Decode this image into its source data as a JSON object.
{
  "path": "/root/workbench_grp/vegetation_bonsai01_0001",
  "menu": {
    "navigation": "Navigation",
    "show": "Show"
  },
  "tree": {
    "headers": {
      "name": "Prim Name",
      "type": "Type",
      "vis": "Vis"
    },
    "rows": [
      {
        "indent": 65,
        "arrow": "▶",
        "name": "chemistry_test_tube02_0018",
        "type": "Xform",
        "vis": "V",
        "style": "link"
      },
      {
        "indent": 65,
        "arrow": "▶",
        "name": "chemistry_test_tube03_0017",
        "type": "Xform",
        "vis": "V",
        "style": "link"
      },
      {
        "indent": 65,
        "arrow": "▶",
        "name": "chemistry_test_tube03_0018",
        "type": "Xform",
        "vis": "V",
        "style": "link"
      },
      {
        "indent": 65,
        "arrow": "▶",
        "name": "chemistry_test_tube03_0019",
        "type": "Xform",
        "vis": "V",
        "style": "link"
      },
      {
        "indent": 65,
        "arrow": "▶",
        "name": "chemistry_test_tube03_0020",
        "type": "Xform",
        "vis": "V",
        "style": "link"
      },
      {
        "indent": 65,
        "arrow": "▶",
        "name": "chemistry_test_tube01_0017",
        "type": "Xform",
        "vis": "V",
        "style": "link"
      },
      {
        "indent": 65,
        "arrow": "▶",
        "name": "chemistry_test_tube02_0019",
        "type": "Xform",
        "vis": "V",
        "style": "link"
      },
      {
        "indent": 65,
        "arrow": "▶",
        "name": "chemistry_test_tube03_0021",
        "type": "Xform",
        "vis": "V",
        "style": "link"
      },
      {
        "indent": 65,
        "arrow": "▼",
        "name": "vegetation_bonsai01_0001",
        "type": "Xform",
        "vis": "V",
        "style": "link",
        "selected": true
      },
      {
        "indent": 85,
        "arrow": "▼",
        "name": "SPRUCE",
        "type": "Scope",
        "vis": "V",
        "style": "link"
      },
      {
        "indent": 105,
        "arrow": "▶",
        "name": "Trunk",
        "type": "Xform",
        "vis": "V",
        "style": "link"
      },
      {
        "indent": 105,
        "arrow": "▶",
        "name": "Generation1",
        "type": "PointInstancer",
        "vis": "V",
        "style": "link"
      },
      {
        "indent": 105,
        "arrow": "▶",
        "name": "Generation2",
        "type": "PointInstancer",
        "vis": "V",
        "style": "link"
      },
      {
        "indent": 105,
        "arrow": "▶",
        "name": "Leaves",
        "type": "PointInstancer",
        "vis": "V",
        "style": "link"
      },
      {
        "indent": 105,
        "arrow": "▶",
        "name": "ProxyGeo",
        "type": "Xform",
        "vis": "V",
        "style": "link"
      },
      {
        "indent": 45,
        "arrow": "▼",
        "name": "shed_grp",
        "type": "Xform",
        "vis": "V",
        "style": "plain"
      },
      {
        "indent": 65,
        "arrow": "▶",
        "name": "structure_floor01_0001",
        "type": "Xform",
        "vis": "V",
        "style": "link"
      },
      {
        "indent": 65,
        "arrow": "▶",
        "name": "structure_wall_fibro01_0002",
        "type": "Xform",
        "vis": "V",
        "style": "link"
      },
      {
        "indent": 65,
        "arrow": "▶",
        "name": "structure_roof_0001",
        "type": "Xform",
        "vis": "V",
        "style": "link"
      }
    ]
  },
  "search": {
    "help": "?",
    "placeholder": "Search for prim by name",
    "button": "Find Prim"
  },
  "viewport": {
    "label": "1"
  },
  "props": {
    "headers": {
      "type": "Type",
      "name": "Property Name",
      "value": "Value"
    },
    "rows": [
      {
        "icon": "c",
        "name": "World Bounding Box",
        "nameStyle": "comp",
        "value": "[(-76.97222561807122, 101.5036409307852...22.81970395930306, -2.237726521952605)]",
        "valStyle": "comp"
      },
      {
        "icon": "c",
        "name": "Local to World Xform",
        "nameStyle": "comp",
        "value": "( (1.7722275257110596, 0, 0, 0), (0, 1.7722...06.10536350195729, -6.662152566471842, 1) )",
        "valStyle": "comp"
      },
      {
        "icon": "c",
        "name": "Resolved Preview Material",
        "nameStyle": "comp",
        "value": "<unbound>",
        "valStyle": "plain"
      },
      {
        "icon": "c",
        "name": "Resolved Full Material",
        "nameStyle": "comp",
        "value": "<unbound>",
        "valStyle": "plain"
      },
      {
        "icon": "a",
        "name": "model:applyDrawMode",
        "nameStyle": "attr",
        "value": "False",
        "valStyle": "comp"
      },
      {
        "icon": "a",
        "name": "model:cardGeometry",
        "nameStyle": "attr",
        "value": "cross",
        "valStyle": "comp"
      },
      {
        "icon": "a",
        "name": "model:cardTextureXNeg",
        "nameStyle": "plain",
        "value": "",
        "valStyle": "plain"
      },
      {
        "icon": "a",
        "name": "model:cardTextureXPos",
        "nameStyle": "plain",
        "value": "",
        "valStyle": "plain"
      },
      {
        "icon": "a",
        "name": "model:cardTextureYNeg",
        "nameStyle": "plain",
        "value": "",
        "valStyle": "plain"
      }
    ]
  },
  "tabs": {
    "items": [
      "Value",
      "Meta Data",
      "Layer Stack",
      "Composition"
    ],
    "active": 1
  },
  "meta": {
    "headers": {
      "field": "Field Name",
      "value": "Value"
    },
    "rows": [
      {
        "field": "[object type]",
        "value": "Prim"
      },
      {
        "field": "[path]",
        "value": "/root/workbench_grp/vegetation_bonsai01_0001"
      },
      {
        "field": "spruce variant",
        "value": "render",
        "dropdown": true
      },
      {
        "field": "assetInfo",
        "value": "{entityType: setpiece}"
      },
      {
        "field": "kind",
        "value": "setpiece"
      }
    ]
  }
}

- _What you are asked to do_:
Write down the full listing again, exactly.

- _Exercise response_:
Decode this image into its source data as a JSON object.
{
  "path": "/root/workbench_grp/vegetation_bonsai01_0001",
  "menu": {
    "navigation": "Navigation",
    "show": "Show"
  },
  "tree": {
    "headers": {
      "name": "Prim Name",
      "type": "Type",
      "vis": "Vis"
    },
    "rows": [
      {
        "indent": 65,
        "arrow": "▶",
        "name": "chemistry_test_tube02_0018",
        "type": "Xform",
        "vis": "V",
        "style": "link"
      },
      {
        "indent": 65,
        "arrow": "▶",
        "name": "chemistry_test_tube03_0017",
        "type": "Xform",
        "vis": "V",
        "style": "link"
      },
      {
        "indent": 65,
        "arrow": "▶",
        "name": "chemistry_test_tube03_0018",
        "type": "Xform",
        "vis": "V",
        "style": "link"
      },
      {
        "indent": 65,
        "arrow": "▶",
        "name": "chemistry_test_tube03_0019",
        "type": "Xform",
        "vis": "V",
        "style": "link"
      },
      {
        "indent": 65,
        "arrow": "▶",
        "name": "chemistry_test_tube03_0020",
        "type": "Xform",
        "vis": "V",
        "style": "link"
      },
      {
        "indent": 65,
        "arrow": "▶",
        "name": "chemistry_test_tube01_0017",
        "type": "Xform",
        "vis": "V",
        "style": "link"
      },
      {
        "indent": 65,
        "arrow": "▶",
        "name": "chemistry_test_tube02_0019",
        "type": "Xform",
        "vis": "V",
        "style": "link"
      },
      {
        "indent": 65,
        "arrow": "▶",
        "name": "chemistry_test_tube03_0021",
        "type": "Xform",
        "vis": "V",
        "style": "link"
      },
      {
        "indent": 65,
        "arrow": "▼",
        "name": "vegetation_bonsai01_0001",
        "type": "Xform",
        "vis": "V",
        "style": "link",
        "selected": true
      },
      {
        "indent": 85,
        "arrow": "▼",
        "name": "SPRUCE",
        "type": "Scope",
        "vis": "V",
        "style": "link"
      },
      {
        "indent": 105,
        "arrow": "▶",
        "name": "Trunk",
        "type": "Xform",
        "vis": "V",
        "style": "link"
      },
      {
        "indent": 105,
        "arrow": "▶",
        "name": "Generation1",
        "type": "PointInstancer",
        "vis": "V",
        "style": "link"
      },
      {
        "indent": 105,
        "arrow": "▶",
        "name": "Generation2",
        "type": "PointInstancer",
        "vis": "V",
        "style": "link"
      },
      {
        "indent": 105,
        "arrow": "▶",
        "name": "Leaves",
        "type": "PointInstancer",
        "vis": "V",
        "style": "link"
      },
      {
        "indent": 105,
        "arrow": "▶",
        "name": "ProxyGeo",
        "type": "Xform",
        "vis": "V",
        "style": "link"
      },
      {
        "indent": 45,
        "arrow": "▼",
        "name": "shed_grp",
        "type": "Xform",
        "vis": "V",
        "style": "plain"
      },
      {
        "indent": 65,
        "arrow": "▶",
        "name": "structure_floor01_0001",
        "type": "Xform",
        "vis": "V",
        "style": "link"
      },
      {
        "indent": 65,
        "arrow": "▶",
        "name": "structure_wall_fibro01_0002",
        "type": "Xform",
        "vis": "V",
        "style": "link"
      },
      {
        "indent": 65,
        "arrow": "▶",
        "name": "structure_roof_0001",
        "type": "Xform",
        "vis": "V",
        "style": "link"
      }
    ]
  },
  "search": {
    "help": "?",
    "placeholder": "Search for prim by name",
    "button": "Find Prim"
  },
  "viewport": {
    "label": "1"
  },
  "props": {
    "headers": {
      "type": "Type",
      "name": "Property Name",
      "value": "Value"
    },
    "rows": [
      {
        "icon": "c",
        "name": "World Bounding Box",
        "nameStyle": "comp",
        "value": "[(-76.97222561807122, 101.5036409307852...22.81970395930306, -2.237726521952605)]",
        "valStyle": "comp"
      },
      {
        "icon": "c",
        "name": "Local to World Xform",
        "nameStyle": "comp",
        "value": "( (1.7722275257110596, 0, 0, 0), (0, 1.7722...06.10536350195729, -6.662152566471842, 1) )",
        "valStyle": "comp"
      },
      {
        "icon": "c",
        "name": "Resolved Preview Material",
        "nameStyle": "comp",
        "value": "<unbound>",
        "valStyle": "plain"
      },
      {
        "icon": "c",
        "name": "Resolved Full Material",
        "nameStyle": "comp",
        "value": "<unbound>",
        "valStyle": "plain"
      },
      {
        "icon": "a",
        "name": "model:applyDrawMode",
        "nameStyle": "attr",
        "value": "False",
        "valStyle": "comp"
      },
      {
        "icon": "a",
        "name": "model:cardGeometry",
        "nameStyle": "attr",
        "value": "cross",
        "valStyle": "comp"
      },
      {
        "icon": "a",
        "name": "model:cardTextureXNeg",
        "nameStyle": "plain",
        "value": "",
        "valStyle": "plain"
      },
      {
        "icon": "a",
        "name": "model:cardTextureXPos",
        "nameStyle": "plain",
        "value": "",
        "valStyle": "plain"
      },
      {
        "icon": "a",
        "name": "model:cardTextureYNeg",
        "nameStyle": "plain",
        "value": "",
        "valStyle": "plain"
      }
    ]
  },
  "tabs": {
    "items": [
      "Value",
      "Meta Data",
      "Layer Stack",
      "Composition"
    ],
    "active": 1
  },
  "meta": {
    "headers": {
      "field": "Field Name",
      "value": "Value"
    },
    "rows": [
      {
        "field": "[object type]",
        "value": "Prim"
      },
      {
        "field": "[path]",
        "value": "/root/workbench_grp/vegetation_bonsai01_0001"
      },
      {
        "field": "spruce variant",
        "value": "render",
        "dropdown": true
      },
      {
        "field": "assetInfo",
        "value": "{entityType: setpiece}"
      },
      {
        "field": "kind",
        "value": "setpiece"
      }
    ]
  }
}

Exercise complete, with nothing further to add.